*What is needed:* Please repeat the material below line for line, without changing anything, and leave out the pictures.

*Dataset records:*

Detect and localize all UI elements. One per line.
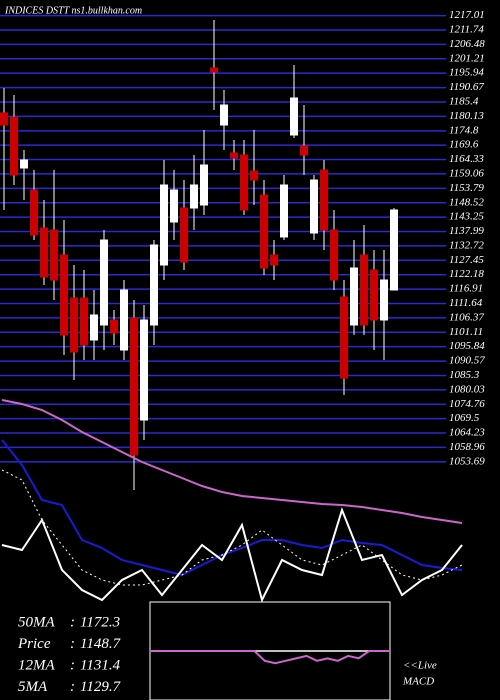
candle-body (220, 104, 228, 126)
y-tick-label: 1206.48 (449, 38, 485, 50)
candle-body (190, 184, 198, 209)
y-tick-label: 1211.74 (449, 24, 484, 36)
candle-body (10, 116, 18, 176)
candle-body (120, 289, 128, 351)
candle-body (110, 319, 118, 334)
candle-body (30, 189, 38, 236)
candle-body (200, 164, 208, 206)
candle-body (50, 229, 58, 281)
candle-body (260, 194, 268, 269)
candle-body (70, 297, 78, 353)
candle-body (210, 67, 218, 73)
info-label: 50MA (18, 614, 55, 630)
candle-body (270, 254, 278, 266)
y-tick-label: 1064.23 (449, 427, 485, 439)
y-tick-label: 1127.45 (449, 254, 484, 266)
indicator-line (1, 439, 463, 577)
info-label: Price (17, 636, 51, 652)
candle-body (160, 184, 168, 266)
y-tick-label: 1185.4 (449, 95, 479, 107)
indicator-line (1, 399, 463, 524)
y-tick-label: 1148.52 (449, 196, 484, 208)
annotation: <<Live (403, 660, 437, 672)
candle-body (390, 209, 398, 291)
info-value: 1172.3 (80, 614, 120, 630)
y-tick-label: 1169.6 (449, 139, 479, 151)
y-tick-label: 1058.96 (449, 441, 485, 453)
candle-body (100, 239, 108, 326)
y-tick-label: 1137.99 (449, 225, 484, 237)
y-tick-label: 1195.94 (449, 67, 484, 79)
y-tick-label: 1111.64 (449, 297, 483, 309)
indicator-line (1, 469, 463, 586)
y-tick-label: 1101.11 (449, 326, 483, 338)
candle-body (380, 279, 388, 321)
candle-body (150, 244, 158, 326)
candle-body (60, 254, 68, 336)
info-label: 12MA (18, 657, 55, 673)
y-tick-label: 1069.5 (449, 412, 480, 424)
candle-body (320, 169, 328, 231)
candle-body (130, 317, 138, 456)
y-tick-label: 1217.01 (449, 9, 485, 21)
y-tick-label: 1190.67 (449, 81, 484, 93)
y-tick-label: 1143.25 (449, 211, 484, 223)
y-tick-label: 1074.76 (449, 398, 485, 410)
y-tick-label: 1122.18 (449, 268, 484, 280)
y-tick-label: 1095.84 (449, 340, 485, 352)
macd-line (150, 650, 390, 665)
candle-body (290, 97, 298, 136)
candle-body (370, 269, 378, 321)
candle-body (230, 152, 238, 159)
candle-body (0, 112, 8, 126)
candle-body (180, 207, 188, 263)
candle-body (250, 170, 258, 181)
y-tick-label: 1085.3 (449, 369, 480, 381)
info-sep: : (70, 657, 75, 673)
y-tick-label: 1164.33 (449, 153, 484, 165)
y-tick-label: 1080.03 (449, 383, 485, 395)
candle-body (40, 227, 48, 278)
y-tick-label: 1180.13 (449, 110, 484, 122)
y-tick-label: 1159.06 (449, 167, 484, 179)
y-tick-label: 1174.8 (449, 124, 479, 136)
candle-body (240, 154, 248, 211)
info-label: 5MA (18, 679, 48, 695)
candle-body (330, 229, 338, 281)
candle-body (310, 179, 318, 234)
candle-body (350, 267, 358, 326)
info-value: 1148.7 (80, 636, 122, 652)
candle-body (140, 319, 148, 421)
info-value: 1129.7 (80, 679, 122, 695)
candle-body (20, 159, 28, 169)
candle-body (90, 314, 98, 341)
indicator-line (1, 506, 463, 603)
info-sep: : (70, 679, 75, 695)
y-tick-label: 1201.21 (449, 52, 485, 64)
chart-title: INDICES DSTT ns1.bullkhan.com (4, 5, 142, 16)
info-value: 1131.4 (80, 657, 121, 673)
candle-body (340, 296, 348, 379)
y-tick-label: 1106.37 (449, 311, 484, 323)
y-tick-label: 1116.91 (449, 283, 483, 295)
info-sep: : (70, 614, 75, 630)
y-tick-label: 1132.72 (449, 239, 484, 251)
y-tick-label: 1053.69 (449, 455, 485, 467)
info-sep: : (70, 636, 75, 652)
candle-body (280, 184, 288, 238)
candle-body (170, 189, 178, 223)
candle-body (80, 297, 88, 346)
panel-title: MACD (402, 676, 434, 688)
y-tick-label: 1090.57 (449, 355, 485, 367)
y-tick-label: 1153.79 (449, 182, 484, 194)
candle-body (360, 254, 368, 326)
candle-body (300, 145, 308, 156)
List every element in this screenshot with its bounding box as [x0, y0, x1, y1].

*Answer for the task:*
Detect and localize all UI elements. One per line.
candle-body (220, 104, 228, 126)
y-tick-label: 1206.48 (449, 38, 485, 50)
candle-body (190, 184, 198, 209)
y-tick-label: 1211.74 (449, 24, 484, 36)
candle-body (10, 116, 18, 176)
candle-body (120, 289, 128, 351)
candle-body (110, 319, 118, 334)
candle-body (30, 189, 38, 236)
candle-body (200, 164, 208, 206)
candle-body (50, 229, 58, 281)
candle-body (260, 194, 268, 269)
candle-body (70, 297, 78, 353)
candle-body (210, 67, 218, 73)
info-label: 50MA (18, 614, 55, 630)
candle-body (270, 254, 278, 266)
y-tick-label: 1064.23 (449, 427, 485, 439)
y-tick-label: 1127.45 (449, 254, 484, 266)
indicator-line (1, 439, 463, 577)
info-label: Price (17, 636, 51, 652)
candle-body (160, 184, 168, 266)
y-tick-label: 1185.4 (449, 95, 479, 107)
indicator-line (1, 399, 463, 524)
y-tick-label: 1148.52 (449, 196, 484, 208)
annotation: <<Live (403, 660, 437, 672)
candle-body (390, 209, 398, 291)
info-value: 1172.3 (80, 614, 120, 630)
y-tick-label: 1169.6 (449, 139, 479, 151)
y-tick-label: 1058.96 (449, 441, 485, 453)
candle-body (100, 239, 108, 326)
y-tick-label: 1137.99 (449, 225, 484, 237)
y-tick-label: 1195.94 (449, 67, 484, 79)
y-tick-label: 1111.64 (449, 297, 483, 309)
indicator-line (1, 469, 463, 586)
y-tick-label: 1101.11 (449, 326, 483, 338)
candle-body (380, 279, 388, 321)
candle-body (150, 244, 158, 326)
candle-body (60, 254, 68, 336)
info-label: 12MA (18, 657, 55, 673)
y-tick-label: 1069.5 (449, 412, 480, 424)
candle-body (320, 169, 328, 231)
candle-body (130, 317, 138, 456)
y-tick-label: 1217.01 (449, 9, 485, 21)
y-tick-label: 1190.67 (449, 81, 484, 93)
y-tick-label: 1143.25 (449, 211, 484, 223)
y-tick-label: 1074.76 (449, 398, 485, 410)
y-tick-label: 1122.18 (449, 268, 484, 280)
y-tick-label: 1095.84 (449, 340, 485, 352)
macd-line (150, 650, 390, 665)
candle-body (290, 97, 298, 136)
candle-body (370, 269, 378, 321)
candle-body (230, 152, 238, 159)
candle-body (0, 112, 8, 126)
candle-body (180, 207, 188, 263)
candle-body (250, 170, 258, 181)
y-tick-label: 1085.3 (449, 369, 480, 381)
info-sep: : (70, 657, 75, 673)
y-tick-label: 1164.33 (449, 153, 484, 165)
y-tick-label: 1080.03 (449, 383, 485, 395)
candle-body (40, 227, 48, 278)
y-tick-label: 1180.13 (449, 110, 484, 122)
y-tick-label: 1159.06 (449, 167, 484, 179)
y-tick-label: 1174.8 (449, 124, 479, 136)
candle-body (240, 154, 248, 211)
info-label: 5MA (18, 679, 48, 695)
candle-body (330, 229, 338, 281)
candle-body (310, 179, 318, 234)
candle-body (350, 267, 358, 326)
info-value: 1148.7 (80, 636, 122, 652)
candle-body (140, 319, 148, 421)
info-value: 1129.7 (80, 679, 122, 695)
candle-body (20, 159, 28, 169)
candle-body (90, 314, 98, 341)
indicator-line (1, 506, 463, 603)
info-sep: : (70, 679, 75, 695)
y-tick-label: 1201.21 (449, 52, 485, 64)
chart-title: INDICES DSTT ns1.bullkhan.com (4, 5, 142, 16)
info-value: 1131.4 (80, 657, 121, 673)
candle-body (340, 296, 348, 379)
y-tick-label: 1106.37 (449, 311, 484, 323)
y-tick-label: 1116.91 (449, 283, 483, 295)
info-sep: : (70, 614, 75, 630)
y-tick-label: 1132.72 (449, 239, 484, 251)
y-tick-label: 1053.69 (449, 455, 485, 467)
info-sep: : (70, 636, 75, 652)
candle-body (280, 184, 288, 238)
candle-body (170, 189, 178, 223)
candle-body (80, 297, 88, 346)
panel-title: MACD (402, 676, 434, 688)
y-tick-label: 1090.57 (449, 355, 485, 367)
y-tick-label: 1153.79 (449, 182, 484, 194)
candle-body (360, 254, 368, 326)
candle-body (300, 145, 308, 156)
List every element in this screenshot with its bounding box as [x0, y0, x1, y1].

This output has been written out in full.